*Problem to solve*
In three sentences, summarize the text on Shea Backus's Assembly campaign.

*Page extract*
________

A former assemblywoman who lost her seat in a close district is making a comeback attempt this year.

Ex-Assemblywoman Shea Backus was elected in 2018 in Assembly District 37 and served one term before being unseated by Republican Andy Matthews in 2020. But Matthews, after one term, opted not to seek re-election and is currently running for state controller.

The 37th District is one of the most closely divided in the state; only about 1,300 active registered voters separate Democrats from Republicans, with an additional nearly 13,000 non-partisans.

An attorney who handles civil litigation, Backus’ endorsements include labor unions representing teachers, ironworkers, plumbers and law enforcement. She was also endorsed by the Nevada Conservation League, Sierra Club and Planned Parenthood, according to her campaign website.

Backus told the Review-Journal that she initially ran for Assembly years ago in part over her frustration with Nevada’s consistently-low public education rankings.

If she’s elected again, one of her main issues is to help diversify Nevada’s tourism-heavy economy, she said.

She also said one of the biggest issues facing the community is the frustration people feel following the U.S. Supreme Court’s decision this year to overturn the constitutional right to abortion. In Nevada, however, the ruling won’t change anything, since the state’s voters affirmed a statute in 1990 that codifies abortions rights into law. That statute cannot be changed without another vote of the people.

________

*Recorded data*
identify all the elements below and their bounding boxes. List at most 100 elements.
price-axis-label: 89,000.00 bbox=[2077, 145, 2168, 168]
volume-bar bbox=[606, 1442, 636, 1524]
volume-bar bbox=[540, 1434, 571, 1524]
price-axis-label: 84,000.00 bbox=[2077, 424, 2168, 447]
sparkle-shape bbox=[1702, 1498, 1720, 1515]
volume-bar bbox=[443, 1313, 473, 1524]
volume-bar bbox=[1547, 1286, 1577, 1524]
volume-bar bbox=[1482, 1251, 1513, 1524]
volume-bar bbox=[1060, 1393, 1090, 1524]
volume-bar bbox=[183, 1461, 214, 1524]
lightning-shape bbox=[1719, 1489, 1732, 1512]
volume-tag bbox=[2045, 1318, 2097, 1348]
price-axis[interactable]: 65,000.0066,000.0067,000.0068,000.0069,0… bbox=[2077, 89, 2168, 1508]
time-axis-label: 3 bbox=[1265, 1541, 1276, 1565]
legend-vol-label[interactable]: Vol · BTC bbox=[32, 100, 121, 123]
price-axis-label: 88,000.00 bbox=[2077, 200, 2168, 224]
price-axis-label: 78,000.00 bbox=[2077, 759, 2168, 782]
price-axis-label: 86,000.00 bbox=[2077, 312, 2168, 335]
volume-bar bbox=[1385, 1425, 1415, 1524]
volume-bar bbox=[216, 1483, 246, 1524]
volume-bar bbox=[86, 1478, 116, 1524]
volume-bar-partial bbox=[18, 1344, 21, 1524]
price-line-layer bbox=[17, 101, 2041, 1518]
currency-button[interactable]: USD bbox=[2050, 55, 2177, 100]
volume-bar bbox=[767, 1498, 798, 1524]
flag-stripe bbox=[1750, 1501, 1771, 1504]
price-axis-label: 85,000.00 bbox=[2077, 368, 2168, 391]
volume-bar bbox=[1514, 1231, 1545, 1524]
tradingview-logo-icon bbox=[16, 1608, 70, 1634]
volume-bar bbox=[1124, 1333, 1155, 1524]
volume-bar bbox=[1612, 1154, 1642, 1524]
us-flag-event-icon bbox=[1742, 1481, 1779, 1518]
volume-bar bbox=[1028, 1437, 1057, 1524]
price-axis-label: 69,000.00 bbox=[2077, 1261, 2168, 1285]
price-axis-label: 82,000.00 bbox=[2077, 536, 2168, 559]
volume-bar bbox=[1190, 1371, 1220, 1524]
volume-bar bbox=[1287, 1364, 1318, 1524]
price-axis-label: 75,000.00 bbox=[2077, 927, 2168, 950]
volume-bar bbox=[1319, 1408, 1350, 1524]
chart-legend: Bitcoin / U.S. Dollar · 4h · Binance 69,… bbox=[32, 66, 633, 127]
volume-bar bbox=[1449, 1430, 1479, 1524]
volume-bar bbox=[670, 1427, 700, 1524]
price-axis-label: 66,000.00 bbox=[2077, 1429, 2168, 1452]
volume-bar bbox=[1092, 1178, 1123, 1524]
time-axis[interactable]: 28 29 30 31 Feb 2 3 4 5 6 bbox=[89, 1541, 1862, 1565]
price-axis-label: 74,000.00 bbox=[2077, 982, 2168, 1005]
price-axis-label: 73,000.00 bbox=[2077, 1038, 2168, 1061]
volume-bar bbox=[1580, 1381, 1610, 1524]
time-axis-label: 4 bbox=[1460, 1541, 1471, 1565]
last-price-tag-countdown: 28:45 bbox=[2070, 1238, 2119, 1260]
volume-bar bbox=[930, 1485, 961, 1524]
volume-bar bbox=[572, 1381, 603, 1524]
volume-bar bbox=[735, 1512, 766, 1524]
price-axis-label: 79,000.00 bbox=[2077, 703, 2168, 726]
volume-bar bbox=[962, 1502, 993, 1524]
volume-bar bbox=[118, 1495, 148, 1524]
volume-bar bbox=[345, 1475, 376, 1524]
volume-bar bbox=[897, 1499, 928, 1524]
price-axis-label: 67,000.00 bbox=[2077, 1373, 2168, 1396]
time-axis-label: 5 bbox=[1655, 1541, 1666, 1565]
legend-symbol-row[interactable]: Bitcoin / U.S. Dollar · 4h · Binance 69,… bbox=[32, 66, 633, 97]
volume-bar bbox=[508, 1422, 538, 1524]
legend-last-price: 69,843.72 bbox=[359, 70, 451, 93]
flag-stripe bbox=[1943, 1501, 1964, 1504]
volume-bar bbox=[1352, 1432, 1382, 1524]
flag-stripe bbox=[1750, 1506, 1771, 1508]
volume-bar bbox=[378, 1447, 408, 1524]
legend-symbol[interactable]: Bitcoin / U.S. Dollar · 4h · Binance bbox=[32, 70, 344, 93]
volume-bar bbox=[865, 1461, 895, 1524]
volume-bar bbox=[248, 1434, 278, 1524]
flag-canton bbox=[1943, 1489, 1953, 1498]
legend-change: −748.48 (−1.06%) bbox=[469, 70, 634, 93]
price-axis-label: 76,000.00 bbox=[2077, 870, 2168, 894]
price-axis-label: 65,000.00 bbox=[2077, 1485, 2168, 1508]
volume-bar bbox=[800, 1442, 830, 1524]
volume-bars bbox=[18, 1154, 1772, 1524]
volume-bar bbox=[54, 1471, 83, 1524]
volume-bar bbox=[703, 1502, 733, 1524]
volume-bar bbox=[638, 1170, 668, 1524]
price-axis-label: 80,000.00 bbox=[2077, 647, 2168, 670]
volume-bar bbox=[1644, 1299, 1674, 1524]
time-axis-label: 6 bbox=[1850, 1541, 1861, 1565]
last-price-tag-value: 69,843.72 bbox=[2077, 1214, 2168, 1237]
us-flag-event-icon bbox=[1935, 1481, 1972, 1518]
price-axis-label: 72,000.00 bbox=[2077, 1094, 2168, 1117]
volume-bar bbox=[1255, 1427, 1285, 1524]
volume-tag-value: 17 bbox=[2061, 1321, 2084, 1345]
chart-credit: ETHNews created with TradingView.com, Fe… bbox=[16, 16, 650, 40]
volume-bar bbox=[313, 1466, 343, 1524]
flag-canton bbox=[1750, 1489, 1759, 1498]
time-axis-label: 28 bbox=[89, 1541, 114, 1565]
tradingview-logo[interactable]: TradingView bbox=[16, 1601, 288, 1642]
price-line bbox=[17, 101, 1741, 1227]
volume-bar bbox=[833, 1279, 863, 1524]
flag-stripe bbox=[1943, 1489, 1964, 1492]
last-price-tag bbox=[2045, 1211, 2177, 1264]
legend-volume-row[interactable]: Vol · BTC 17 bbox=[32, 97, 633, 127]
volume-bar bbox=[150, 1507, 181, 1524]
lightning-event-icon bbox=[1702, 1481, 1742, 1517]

________

*Reply to the task*
Shea Backus, an attorney who won Nevada's Assembly District 37 in 2018 and lost it to Republican Andy Matthews in 2020, is seeking the seat again now that Matthews is running for state controller instead of re-election. The district is one of the most closely divided in the state, and Backus has endorsements from several labor unions, the Nevada Conservation League, the Sierra Club and Planned Parenthood. She said she would work to diversify Nevada's tourism-heavy economy, and she named frustration over the U.S. Supreme Court's overturning of the constitutional right to abortion as one of the community's biggest issues, though a 1990 voter-affirmed statute keeps abortion rights in Nevada law.